*DATA SUPPLIED*
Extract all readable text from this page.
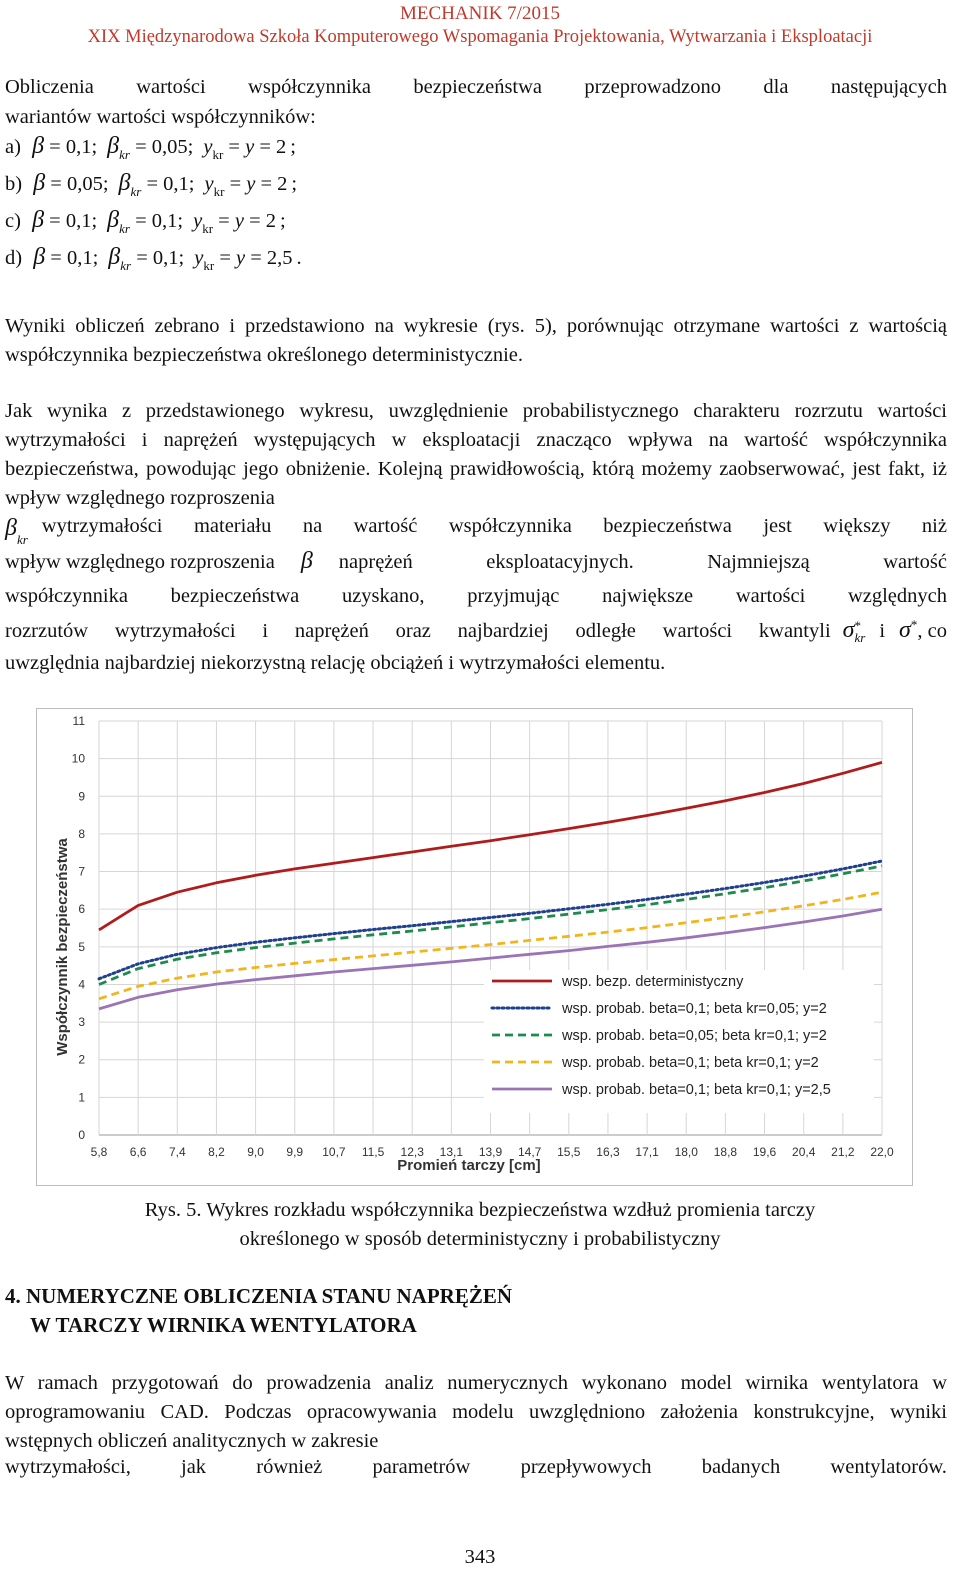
MECHANIK 7/2015
XIX Międzynarodowa Szkoła Komputerowego Wspomagania Projektowania, Wytwarzania i Eksploatacji
Obliczenia wartości współczynnika bezpieczeństwa przeprowadzono dla następujących
wariantów wartości współczynników:
a) β = 0,1; $\beta_{kr} = 0,05$; $y_{kr} = y = 2$ ;
b) β = 0,05; $\beta_{kr} = 0,1$; $y_{kr} = y = 2$ ;
c) β = 0,1; $\beta_{kr} = 0,1$; $y_{kr} = y = 2$ ;
d) β = 0,1; $\beta_{kr} = 0,1$; $y_{kr} = y = 2,5$ .
Wyniki obliczeń zebrano i przedstawiono na wykresie (rys. 5), porównując otrzymane wartości z wartością współczynnika bezpieczeństwa określonego deterministycznie.
Jak wynika z przedstawionego wykresu, uwzględnienie probabilistycznego charakteru rozrzutu wartości wytrzymałości i naprężeń występujących w eksploatacji znacząco wpływa na wartość współczynnika bezpieczeństwa, powodując jego obniżenie. Kolejną prawidłowością, którą możemy zaobserwować, jest fakt, iż wpływ względnego rozproszenia
$\beta_{kr}$
wytrzymałości materiału na wartość współczynnika bezpieczeństwa jest większy niż
wpływ względnego rozproszenia β naprężeń eksploatacyjnych. Najmniejszą wartość
współczynnika bezpieczeństwa uzyskano, przyjmując największe wartości względnych
rozrzutów wytrzymałości i naprężeń oraz najbardziej odległe wartości kwantyli σ *
kr i σ* , co
uwzględnia najbardziej niekorzystną relację obciążeń i wytrzymałości elementu.
0
1
2
3
4
5
6
7
8
9
10
11
5,8 6,6 7,4 8,2 9,0 9,9 10,7 11,5 12,3 13,1 13,9 14,7 15,5 16,3 17,1 18,0 18,8 19,6 20,4 21,2 22,0
wsp. bezp. deterministyczny
wsp. probab. beta=0,1; beta kr=0,05; y=2
wsp. probab. beta=0,05; beta kr=0,1; y=2
wsp. probab. beta=0,1; beta kr=0,1; y=2
wsp. probab. beta=0,1; beta kr=0,1; y=2,5
Promień tarczy [cm]
Współczynnik bezpieczeństwa
Rys. 5. Wykres rozkładu współczynnika bezpieczeństwa wzdłuż promienia tarczy
określonego w sposób deterministyczny i probabilistyczny
4. NUMERYCZNE OBLICZENIA STANU NAPRĘŻEŃ
W TARCZY WIRNIKA WENTYLATORA
W ramach przygotowań do prowadzenia analiz numerycznych wykonano model wirnika wentylatora w oprogramowaniu CAD. Podczas opracowywania modelu uwzględniono założenia konstrukcyjne, wyniki wstępnych obliczeń analitycznych w zakresie
wytrzymałości, jak również parametrów przepływowych badanych wentylatorów.
343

*GOAL OF THE EXERCISE*
Set down all the data again exactly as above, pictures excluded.

*RESPONSE*
Extract all readable text from this page.
MECHANIK 7/2015
XIX Międzynarodowa Szkoła Komputerowego Wspomagania Projektowania, Wytwarzania i Eksploatacji
Obliczenia wartości współczynnika bezpieczeństwa przeprowadzono dla następujących
wariantów wartości współczynników:
a) β = 0,1; $\beta_{kr} = 0,05$; $y_{kr} = y = 2$ ;
b) β = 0,05; $\beta_{kr} = 0,1$; $y_{kr} = y = 2$ ;
c) β = 0,1; $\beta_{kr} = 0,1$; $y_{kr} = y = 2$ ;
d) β = 0,1; $\beta_{kr} = 0,1$; $y_{kr} = y = 2,5$ .
Wyniki obliczeń zebrano i przedstawiono na wykresie (rys. 5), porównując otrzymane wartości z wartością współczynnika bezpieczeństwa określonego deterministycznie.
Jak wynika z przedstawionego wykresu, uwzględnienie probabilistycznego charakteru rozrzutu wartości wytrzymałości i naprężeń występujących w eksploatacji znacząco wpływa na wartość współczynnika bezpieczeństwa, powodując jego obniżenie. Kolejną prawidłowością, którą możemy zaobserwować, jest fakt, iż wpływ względnego rozproszenia
$\beta_{kr}$
wytrzymałości materiału na wartość współczynnika bezpieczeństwa jest większy niż
wpływ względnego rozproszenia β naprężeń eksploatacyjnych. Najmniejszą wartość
współczynnika bezpieczeństwa uzyskano, przyjmując największe wartości względnych
rozrzutów wytrzymałości i naprężeń oraz najbardziej odległe wartości kwantyli σ *
kr i σ* , co
uwzględnia najbardziej niekorzystną relację obciążeń i wytrzymałości elementu.
0
1
2
3
4
5
6
7
8
9
10
11
5,8 6,6 7,4 8,2 9,0 9,9 10,7 11,5 12,3 13,1 13,9 14,7 15,5 16,3 17,1 18,0 18,8 19,6 20,4 21,2 22,0
wsp. bezp. deterministyczny
wsp. probab. beta=0,1; beta kr=0,05; y=2
wsp. probab. beta=0,05; beta kr=0,1; y=2
wsp. probab. beta=0,1; beta kr=0,1; y=2
wsp. probab. beta=0,1; beta kr=0,1; y=2,5
Promień tarczy [cm]
Współczynnik bezpieczeństwa
Rys. 5. Wykres rozkładu współczynnika bezpieczeństwa wzdłuż promienia tarczy
określonego w sposób deterministyczny i probabilistyczny
4. NUMERYCZNE OBLICZENIA STANU NAPRĘŻEŃ
W TARCZY WIRNIKA WENTYLATORA
W ramach przygotowań do prowadzenia analiz numerycznych wykonano model wirnika wentylatora w oprogramowaniu CAD. Podczas opracowywania modelu uwzględniono założenia konstrukcyjne, wyniki wstępnych obliczeń analitycznych w zakresie
wytrzymałości, jak również parametrów przepływowych badanych wentylatorów.
343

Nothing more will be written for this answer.